===== Information provided =====

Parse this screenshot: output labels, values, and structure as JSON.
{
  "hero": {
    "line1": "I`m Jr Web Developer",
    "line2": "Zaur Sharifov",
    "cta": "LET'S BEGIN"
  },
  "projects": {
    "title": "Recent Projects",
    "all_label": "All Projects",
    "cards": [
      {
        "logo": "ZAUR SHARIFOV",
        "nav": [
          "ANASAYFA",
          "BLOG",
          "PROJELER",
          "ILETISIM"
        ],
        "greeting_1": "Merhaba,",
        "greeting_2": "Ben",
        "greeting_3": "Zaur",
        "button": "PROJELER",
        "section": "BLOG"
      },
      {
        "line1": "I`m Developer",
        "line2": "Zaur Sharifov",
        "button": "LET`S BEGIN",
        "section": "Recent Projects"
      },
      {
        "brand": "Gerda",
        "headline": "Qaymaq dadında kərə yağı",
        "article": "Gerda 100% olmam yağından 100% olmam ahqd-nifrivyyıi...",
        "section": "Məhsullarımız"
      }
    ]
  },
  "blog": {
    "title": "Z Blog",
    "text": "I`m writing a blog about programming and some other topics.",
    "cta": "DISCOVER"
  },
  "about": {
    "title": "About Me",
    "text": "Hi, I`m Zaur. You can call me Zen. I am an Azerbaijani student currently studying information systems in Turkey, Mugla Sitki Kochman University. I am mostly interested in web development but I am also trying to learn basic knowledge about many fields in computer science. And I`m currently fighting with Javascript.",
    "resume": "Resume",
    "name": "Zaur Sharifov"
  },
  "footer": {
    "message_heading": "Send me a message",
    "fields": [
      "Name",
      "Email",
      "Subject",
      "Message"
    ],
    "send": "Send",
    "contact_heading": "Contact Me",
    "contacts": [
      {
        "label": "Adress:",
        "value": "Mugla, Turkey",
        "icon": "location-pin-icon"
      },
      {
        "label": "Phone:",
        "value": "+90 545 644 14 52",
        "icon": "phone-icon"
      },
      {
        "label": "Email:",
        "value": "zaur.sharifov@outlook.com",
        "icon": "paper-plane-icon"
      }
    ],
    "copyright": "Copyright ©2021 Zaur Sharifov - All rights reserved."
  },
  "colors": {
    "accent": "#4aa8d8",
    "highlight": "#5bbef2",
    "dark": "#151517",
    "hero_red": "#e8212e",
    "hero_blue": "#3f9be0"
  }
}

=====

Tell how many lines of the records above hold the string "Send". Give no other text.

_Solution to this problem_. 2